**Exercise description:** Copy out all the records exactly.

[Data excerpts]
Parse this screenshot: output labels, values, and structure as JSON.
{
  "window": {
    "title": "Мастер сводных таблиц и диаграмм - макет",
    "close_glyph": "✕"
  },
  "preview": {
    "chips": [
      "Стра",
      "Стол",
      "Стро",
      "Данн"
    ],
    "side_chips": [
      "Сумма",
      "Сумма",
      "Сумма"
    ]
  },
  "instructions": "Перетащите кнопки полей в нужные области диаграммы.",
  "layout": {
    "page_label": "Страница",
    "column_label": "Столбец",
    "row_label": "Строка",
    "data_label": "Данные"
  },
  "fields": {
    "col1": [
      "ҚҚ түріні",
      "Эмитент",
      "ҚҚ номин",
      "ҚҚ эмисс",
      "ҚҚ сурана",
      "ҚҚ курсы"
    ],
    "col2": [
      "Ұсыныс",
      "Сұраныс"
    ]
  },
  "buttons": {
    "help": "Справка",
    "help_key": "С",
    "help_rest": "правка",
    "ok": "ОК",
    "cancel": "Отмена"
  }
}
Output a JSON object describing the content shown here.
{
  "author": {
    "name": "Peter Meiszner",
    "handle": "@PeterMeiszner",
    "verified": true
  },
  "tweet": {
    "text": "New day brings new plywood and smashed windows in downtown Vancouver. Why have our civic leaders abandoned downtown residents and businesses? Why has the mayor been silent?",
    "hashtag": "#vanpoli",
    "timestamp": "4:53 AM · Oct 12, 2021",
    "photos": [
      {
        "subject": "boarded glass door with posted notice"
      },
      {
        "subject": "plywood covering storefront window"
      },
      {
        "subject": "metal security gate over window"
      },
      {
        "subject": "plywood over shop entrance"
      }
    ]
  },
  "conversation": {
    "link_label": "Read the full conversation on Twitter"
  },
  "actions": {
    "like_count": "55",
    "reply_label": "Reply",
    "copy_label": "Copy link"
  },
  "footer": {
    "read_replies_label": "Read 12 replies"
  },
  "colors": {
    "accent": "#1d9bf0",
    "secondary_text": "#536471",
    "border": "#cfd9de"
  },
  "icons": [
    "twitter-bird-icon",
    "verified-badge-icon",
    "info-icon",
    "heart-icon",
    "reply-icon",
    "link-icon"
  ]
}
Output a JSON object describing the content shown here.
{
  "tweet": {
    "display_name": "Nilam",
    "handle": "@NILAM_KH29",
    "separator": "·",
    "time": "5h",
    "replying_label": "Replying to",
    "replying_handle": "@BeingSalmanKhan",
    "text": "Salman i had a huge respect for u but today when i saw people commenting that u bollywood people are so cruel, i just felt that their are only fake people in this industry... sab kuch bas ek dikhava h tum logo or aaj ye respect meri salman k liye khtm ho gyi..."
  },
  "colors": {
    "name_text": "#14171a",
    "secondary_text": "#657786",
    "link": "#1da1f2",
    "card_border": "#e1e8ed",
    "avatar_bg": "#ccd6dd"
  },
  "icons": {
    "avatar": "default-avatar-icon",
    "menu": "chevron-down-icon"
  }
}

**Full output:**
Parse this screenshot: output labels, values, and structure as JSON.
{
  "window": {
    "title": "Мастер сводных таблиц и диаграмм - макет",
    "close_glyph": "✕"
  },
  "preview": {
    "chips": [
      "Стра",
      "Стол",
      "Стро",
      "Данн"
    ],
    "side_chips": [
      "Сумма",
      "Сумма",
      "Сумма"
    ]
  },
  "instructions": "Перетащите кнопки полей в нужные области диаграммы.",
  "layout": {
    "page_label": "Страница",
    "column_label": "Столбец",
    "row_label": "Строка",
    "data_label": "Данные"
  },
  "fields": {
    "col1": [
      "ҚҚ түріні",
      "Эмитент",
      "ҚҚ номин",
      "ҚҚ эмисс",
      "ҚҚ сурана",
      "ҚҚ курсы"
    ],
    "col2": [
      "Ұсыныс",
      "Сұраныс"
    ]
  },
  "buttons": {
    "help": "Справка",
    "help_key": "С",
    "help_rest": "правка",
    "ok": "ОК",
    "cancel": "Отмена"
  }
}
Output a JSON object describing the content shown here.
{
  "author": {
    "name": "Peter Meiszner",
    "handle": "@PeterMeiszner",
    "verified": true
  },
  "tweet": {
    "text": "New day brings new plywood and smashed windows in downtown Vancouver. Why have our civic leaders abandoned downtown residents and businesses? Why has the mayor been silent?",
    "hashtag": "#vanpoli",
    "timestamp": "4:53 AM · Oct 12, 2021",
    "photos": [
      {
        "subject": "boarded glass door with posted notice"
      },
      {
        "subject": "plywood covering storefront window"
      },
      {
        "subject": "metal security gate over window"
      },
      {
        "subject": "plywood over shop entrance"
      }
    ]
  },
  "conversation": {
    "link_label": "Read the full conversation on Twitter"
  },
  "actions": {
    "like_count": "55",
    "reply_label": "Reply",
    "copy_label": "Copy link"
  },
  "footer": {
    "read_replies_label": "Read 12 replies"
  },
  "colors": {
    "accent": "#1d9bf0",
    "secondary_text": "#536471",
    "border": "#cfd9de"
  },
  "icons": [
    "twitter-bird-icon",
    "verified-badge-icon",
    "info-icon",
    "heart-icon",
    "reply-icon",
    "link-icon"
  ]
}
Output a JSON object describing the content shown here.
{
  "tweet": {
    "display_name": "Nilam",
    "handle": "@NILAM_KH29",
    "separator": "·",
    "time": "5h",
    "replying_label": "Replying to",
    "replying_handle": "@BeingSalmanKhan",
    "text": "Salman i had a huge respect for u but today when i saw people commenting that u bollywood people are so cruel, i just felt that their are only fake people in this industry... sab kuch bas ek dikhava h tum logo or aaj ye respect meri salman k liye khtm ho gyi..."
  },
  "colors": {
    "name_text": "#14171a",
    "secondary_text": "#657786",
    "link": "#1da1f2",
    "card_border": "#e1e8ed",
    "avatar_bg": "#ccd6dd"
  },
  "icons": {
    "avatar": "default-avatar-icon",
    "menu": "chevron-down-icon"
  }
}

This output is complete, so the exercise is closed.